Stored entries
------------

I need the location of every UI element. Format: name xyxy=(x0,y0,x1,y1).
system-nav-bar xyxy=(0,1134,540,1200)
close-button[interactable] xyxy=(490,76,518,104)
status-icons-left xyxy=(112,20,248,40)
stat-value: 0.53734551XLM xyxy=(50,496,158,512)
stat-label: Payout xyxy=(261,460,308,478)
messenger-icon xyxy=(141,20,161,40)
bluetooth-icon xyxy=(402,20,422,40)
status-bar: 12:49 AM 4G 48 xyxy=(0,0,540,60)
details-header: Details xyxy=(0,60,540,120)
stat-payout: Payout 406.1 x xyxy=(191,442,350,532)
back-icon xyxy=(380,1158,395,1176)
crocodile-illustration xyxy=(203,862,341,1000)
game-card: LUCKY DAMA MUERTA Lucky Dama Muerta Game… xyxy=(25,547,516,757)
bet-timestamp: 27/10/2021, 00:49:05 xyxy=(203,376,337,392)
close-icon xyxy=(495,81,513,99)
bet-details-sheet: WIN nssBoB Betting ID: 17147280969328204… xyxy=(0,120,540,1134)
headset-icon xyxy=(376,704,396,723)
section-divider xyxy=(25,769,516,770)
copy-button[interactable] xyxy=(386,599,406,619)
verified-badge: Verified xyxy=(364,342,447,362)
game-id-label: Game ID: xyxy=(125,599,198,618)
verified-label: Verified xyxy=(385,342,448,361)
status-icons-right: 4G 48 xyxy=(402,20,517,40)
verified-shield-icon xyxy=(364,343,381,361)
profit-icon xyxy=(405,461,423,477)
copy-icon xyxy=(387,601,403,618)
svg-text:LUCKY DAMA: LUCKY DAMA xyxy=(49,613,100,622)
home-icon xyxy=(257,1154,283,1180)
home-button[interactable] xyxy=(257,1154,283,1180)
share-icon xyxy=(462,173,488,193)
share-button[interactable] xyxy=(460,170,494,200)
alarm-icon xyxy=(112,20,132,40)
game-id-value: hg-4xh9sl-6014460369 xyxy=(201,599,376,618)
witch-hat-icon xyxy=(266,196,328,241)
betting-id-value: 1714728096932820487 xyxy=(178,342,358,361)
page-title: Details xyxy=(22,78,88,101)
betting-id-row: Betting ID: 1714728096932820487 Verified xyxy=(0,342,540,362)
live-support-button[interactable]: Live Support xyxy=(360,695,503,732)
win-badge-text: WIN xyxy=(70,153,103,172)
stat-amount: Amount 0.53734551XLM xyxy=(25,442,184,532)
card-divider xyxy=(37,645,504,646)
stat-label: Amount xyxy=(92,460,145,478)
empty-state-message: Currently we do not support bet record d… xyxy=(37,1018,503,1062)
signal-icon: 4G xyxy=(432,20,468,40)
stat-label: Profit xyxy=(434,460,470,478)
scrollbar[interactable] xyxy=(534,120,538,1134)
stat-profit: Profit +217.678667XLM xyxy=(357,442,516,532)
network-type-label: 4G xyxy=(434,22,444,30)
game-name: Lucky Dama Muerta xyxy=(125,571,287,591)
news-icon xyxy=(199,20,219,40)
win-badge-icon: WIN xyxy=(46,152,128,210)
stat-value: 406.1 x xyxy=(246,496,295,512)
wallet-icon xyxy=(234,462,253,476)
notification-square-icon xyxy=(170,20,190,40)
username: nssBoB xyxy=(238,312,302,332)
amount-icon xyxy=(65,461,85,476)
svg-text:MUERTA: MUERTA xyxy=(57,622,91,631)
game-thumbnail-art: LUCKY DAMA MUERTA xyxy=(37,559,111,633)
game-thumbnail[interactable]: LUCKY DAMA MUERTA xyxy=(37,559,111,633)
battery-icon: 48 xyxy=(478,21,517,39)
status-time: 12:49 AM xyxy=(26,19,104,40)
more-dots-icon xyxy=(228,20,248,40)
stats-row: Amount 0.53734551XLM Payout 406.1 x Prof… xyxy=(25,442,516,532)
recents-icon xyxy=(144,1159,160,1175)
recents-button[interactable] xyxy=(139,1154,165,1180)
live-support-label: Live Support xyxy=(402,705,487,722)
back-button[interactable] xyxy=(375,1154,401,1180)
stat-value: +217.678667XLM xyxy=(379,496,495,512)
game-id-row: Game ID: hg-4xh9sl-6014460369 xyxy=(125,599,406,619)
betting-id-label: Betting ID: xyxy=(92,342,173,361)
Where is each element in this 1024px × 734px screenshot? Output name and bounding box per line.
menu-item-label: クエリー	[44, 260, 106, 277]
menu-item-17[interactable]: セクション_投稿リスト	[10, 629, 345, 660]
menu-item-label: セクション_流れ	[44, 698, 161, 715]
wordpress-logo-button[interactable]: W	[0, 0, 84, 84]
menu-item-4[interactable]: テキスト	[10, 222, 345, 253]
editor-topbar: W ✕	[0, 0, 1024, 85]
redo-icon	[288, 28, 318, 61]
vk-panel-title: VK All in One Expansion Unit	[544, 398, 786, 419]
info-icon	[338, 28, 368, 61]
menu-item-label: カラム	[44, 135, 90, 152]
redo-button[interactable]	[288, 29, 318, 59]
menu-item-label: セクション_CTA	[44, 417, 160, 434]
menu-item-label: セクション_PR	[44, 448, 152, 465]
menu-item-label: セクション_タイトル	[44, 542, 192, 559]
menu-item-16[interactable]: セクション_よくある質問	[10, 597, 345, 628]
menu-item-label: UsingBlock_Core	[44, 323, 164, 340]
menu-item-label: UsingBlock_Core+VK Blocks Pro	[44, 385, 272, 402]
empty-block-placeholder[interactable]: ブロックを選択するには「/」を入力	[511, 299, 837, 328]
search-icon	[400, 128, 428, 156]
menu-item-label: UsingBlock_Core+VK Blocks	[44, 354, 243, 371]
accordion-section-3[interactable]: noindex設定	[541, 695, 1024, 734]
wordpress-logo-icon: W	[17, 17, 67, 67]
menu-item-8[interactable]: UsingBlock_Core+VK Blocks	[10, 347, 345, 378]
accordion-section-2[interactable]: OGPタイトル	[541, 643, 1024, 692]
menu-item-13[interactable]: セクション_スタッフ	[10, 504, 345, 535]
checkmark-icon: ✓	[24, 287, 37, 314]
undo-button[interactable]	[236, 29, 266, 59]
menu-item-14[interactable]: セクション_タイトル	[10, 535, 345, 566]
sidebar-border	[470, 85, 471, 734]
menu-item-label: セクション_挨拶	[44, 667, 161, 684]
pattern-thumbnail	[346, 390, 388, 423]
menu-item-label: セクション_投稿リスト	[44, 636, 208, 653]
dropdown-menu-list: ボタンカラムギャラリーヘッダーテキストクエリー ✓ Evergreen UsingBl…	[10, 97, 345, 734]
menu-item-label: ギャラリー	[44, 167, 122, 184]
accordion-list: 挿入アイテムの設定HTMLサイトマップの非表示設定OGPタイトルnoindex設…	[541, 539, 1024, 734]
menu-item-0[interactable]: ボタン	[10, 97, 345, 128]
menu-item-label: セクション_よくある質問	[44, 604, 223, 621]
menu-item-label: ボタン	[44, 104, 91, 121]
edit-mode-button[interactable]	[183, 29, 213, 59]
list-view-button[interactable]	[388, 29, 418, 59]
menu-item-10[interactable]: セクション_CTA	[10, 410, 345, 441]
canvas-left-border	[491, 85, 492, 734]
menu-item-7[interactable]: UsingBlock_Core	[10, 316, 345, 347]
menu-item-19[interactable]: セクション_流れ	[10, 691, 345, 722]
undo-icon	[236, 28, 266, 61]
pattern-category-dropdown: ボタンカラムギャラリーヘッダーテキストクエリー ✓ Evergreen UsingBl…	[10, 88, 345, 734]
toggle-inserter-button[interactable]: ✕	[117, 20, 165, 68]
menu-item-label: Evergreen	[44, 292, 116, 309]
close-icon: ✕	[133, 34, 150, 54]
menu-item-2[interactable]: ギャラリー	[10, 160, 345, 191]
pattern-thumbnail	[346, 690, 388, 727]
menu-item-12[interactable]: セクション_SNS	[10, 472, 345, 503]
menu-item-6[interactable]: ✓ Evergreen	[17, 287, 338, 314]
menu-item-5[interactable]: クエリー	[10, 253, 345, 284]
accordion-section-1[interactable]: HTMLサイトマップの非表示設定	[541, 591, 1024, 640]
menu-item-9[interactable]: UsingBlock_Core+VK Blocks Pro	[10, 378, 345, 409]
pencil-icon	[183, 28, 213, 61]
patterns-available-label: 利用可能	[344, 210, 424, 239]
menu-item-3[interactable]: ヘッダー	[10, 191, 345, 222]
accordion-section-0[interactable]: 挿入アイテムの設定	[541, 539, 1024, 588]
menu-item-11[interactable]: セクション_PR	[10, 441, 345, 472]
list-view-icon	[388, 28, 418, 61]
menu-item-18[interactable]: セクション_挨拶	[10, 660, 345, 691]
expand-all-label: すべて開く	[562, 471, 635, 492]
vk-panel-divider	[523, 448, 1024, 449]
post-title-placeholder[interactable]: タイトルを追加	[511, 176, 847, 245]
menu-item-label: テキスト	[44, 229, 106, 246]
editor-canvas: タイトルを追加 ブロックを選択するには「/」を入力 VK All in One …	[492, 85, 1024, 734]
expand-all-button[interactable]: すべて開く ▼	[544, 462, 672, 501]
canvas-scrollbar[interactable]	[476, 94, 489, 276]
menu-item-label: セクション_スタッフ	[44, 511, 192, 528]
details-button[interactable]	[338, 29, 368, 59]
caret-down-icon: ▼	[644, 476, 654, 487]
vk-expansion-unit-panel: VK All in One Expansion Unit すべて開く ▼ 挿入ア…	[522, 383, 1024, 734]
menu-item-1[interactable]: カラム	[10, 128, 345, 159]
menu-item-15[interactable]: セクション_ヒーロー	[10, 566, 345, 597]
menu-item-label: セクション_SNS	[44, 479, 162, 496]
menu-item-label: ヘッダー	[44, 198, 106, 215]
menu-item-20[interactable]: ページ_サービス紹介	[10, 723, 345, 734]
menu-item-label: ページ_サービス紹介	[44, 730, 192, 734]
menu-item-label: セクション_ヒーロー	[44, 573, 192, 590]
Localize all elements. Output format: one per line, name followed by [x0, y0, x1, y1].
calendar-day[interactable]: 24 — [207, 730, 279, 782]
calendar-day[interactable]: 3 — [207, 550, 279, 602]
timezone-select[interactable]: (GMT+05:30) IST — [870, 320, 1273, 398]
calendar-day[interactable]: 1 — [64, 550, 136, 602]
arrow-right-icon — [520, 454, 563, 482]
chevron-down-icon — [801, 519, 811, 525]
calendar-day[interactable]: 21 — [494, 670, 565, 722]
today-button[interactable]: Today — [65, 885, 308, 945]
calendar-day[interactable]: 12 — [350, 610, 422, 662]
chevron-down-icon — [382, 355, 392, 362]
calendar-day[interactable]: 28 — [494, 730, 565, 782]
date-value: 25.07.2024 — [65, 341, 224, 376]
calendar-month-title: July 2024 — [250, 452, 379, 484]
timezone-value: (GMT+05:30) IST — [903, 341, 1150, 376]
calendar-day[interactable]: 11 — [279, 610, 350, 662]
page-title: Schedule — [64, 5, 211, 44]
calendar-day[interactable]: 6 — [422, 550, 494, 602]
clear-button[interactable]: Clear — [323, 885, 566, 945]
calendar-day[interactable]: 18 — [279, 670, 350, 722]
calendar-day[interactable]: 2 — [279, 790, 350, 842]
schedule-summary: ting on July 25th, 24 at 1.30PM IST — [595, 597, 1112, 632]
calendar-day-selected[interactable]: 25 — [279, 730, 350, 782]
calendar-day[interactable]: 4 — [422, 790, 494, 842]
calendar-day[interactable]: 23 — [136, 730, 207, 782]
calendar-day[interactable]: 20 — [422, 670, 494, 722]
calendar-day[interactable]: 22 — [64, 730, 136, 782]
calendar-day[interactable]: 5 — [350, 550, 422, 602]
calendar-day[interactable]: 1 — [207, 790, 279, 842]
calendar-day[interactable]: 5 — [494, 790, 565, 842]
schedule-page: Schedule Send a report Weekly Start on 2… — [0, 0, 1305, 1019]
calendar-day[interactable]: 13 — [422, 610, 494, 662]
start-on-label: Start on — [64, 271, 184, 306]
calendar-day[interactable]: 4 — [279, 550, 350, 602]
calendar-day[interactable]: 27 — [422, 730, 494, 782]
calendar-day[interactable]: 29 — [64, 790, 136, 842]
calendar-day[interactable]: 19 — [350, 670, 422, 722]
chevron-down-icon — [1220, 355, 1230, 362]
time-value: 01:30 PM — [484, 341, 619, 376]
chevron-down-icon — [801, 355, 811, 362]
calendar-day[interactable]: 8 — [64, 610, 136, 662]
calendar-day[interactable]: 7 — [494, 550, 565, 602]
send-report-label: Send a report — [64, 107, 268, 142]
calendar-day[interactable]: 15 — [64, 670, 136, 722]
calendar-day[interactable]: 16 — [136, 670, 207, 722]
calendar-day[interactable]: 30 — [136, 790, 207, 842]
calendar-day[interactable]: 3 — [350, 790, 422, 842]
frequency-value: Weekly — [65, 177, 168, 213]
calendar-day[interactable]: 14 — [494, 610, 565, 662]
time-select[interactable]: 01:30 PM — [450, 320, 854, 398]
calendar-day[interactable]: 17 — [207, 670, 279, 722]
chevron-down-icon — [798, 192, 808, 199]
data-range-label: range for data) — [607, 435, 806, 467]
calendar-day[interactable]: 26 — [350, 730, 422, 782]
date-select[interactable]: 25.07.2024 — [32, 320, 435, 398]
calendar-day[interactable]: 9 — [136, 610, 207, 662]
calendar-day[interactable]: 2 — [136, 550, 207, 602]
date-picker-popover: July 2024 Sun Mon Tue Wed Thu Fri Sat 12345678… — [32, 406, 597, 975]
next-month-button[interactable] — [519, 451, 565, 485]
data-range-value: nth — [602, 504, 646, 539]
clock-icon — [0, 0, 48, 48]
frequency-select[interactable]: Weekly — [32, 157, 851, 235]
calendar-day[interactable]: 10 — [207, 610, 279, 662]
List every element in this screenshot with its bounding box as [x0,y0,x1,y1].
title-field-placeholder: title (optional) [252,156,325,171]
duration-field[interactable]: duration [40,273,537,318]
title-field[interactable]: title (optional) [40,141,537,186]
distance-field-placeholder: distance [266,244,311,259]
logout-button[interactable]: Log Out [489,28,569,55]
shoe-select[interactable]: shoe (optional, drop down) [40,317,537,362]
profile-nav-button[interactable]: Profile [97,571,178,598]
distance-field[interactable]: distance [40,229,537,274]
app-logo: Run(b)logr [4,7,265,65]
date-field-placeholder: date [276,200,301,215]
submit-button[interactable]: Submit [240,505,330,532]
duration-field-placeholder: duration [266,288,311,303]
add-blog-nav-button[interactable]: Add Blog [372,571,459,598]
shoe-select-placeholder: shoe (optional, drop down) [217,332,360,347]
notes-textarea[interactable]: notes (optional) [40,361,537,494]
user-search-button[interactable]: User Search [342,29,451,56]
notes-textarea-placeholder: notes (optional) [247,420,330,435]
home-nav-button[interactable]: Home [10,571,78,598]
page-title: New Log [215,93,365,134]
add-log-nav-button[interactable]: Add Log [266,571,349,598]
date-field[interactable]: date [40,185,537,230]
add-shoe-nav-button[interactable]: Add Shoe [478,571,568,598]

------------

Description of the task: Quote the rows word for word, starting at the very first one and stopping after the line that contains "stat-label: Payout xyxy=(261,460,308,478)", including both ends.

Result of this exercise:
I need the location of every UI element. Format: name xyxy=(x0,y0,x1,y1).
system-nav-bar xyxy=(0,1134,540,1200)
close-button[interactable] xyxy=(490,76,518,104)
status-icons-left xyxy=(112,20,248,40)
stat-value: 0.53734551XLM xyxy=(50,496,158,512)
stat-label: Payout xyxy=(261,460,308,478)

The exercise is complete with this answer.